- _What is asked_
Print out every line, exactly as written.

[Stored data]
** start **

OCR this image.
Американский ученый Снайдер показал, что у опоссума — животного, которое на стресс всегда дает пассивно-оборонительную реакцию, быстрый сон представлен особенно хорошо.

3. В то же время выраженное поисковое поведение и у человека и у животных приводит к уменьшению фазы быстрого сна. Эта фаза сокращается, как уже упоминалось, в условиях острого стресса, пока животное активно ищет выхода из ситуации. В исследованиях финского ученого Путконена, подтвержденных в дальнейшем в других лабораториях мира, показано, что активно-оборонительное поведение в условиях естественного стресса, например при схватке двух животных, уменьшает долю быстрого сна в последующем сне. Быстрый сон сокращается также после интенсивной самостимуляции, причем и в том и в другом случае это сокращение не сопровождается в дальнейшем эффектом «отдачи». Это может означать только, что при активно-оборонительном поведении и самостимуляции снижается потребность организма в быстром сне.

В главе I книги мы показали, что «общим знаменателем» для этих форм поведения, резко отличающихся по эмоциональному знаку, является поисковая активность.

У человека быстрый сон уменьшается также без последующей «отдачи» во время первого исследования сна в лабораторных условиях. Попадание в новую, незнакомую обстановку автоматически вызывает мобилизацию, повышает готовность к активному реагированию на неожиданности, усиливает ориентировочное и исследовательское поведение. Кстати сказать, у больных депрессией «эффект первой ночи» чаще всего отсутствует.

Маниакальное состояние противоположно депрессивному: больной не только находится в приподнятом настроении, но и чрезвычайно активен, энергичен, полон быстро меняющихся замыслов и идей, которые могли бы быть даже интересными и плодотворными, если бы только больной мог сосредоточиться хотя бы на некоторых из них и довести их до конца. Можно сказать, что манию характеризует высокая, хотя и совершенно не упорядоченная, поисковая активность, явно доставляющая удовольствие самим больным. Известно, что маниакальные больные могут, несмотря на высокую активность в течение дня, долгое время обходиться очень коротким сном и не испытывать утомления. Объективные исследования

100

** end **

- _Exercise output_
OCR this image.
Американский ученый Снайдер показал, что у опоссума — животного, которое на стресс всегда дает пассивно-оборонительную реакцию, быстрый сон представлен особенно хорошо.

3. В то же время выраженное поисковое поведение и у человека и у животных приводит к уменьшению фазы быстрого сна. Эта фаза сокращается, как уже упоминалось, в условиях острого стресса, пока животное активно ищет выхода из ситуации. В исследованиях финского ученого Путконена, подтвержденных в дальнейшем в других лабораториях мира, показано, что активно-оборонительное поведение в условиях естественного стресса, например при схватке двух животных, уменьшает долю быстрого сна в последующем сне. Быстрый сон сокращается также после интенсивной самостимуляции, причем и в том и в другом случае это сокращение не сопровождается в дальнейшем эффектом «отдачи». Это может означать только, что при активно-оборонительном поведении и самостимуляции снижается потребность организма в быстром сне.

В главе I книги мы показали, что «общим знаменателем» для этих форм поведения, резко отличающихся по эмоциональному знаку, является поисковая активность.

У человека быстрый сон уменьшается также без последующей «отдачи» во время первого исследования сна в лабораторных условиях. Попадание в новую, незнакомую обстановку автоматически вызывает мобилизацию, повышает готовность к активному реагированию на неожиданности, усиливает ориентировочное и исследовательское поведение. Кстати сказать, у больных депрессией «эффект первой ночи» чаще всего отсутствует.

Маниакальное состояние противоположно депрессивному: больной не только находится в приподнятом настроении, но и чрезвычайно активен, энергичен, полон быстро меняющихся замыслов и идей, которые могли бы быть даже интересными и плодотворными, если бы только больной мог сосредоточиться хотя бы на некоторых из них и довести их до конца. Можно сказать, что манию характеризует высокая, хотя и совершенно не упорядоченная, поисковая активность, явно доставляющая удовольствие самим больным. Известно, что маниакальные больные могут, несмотря на высокую активность в течение дня, долгое время обходиться очень коротким сном и не испытывать утомления. Объективные исследования

100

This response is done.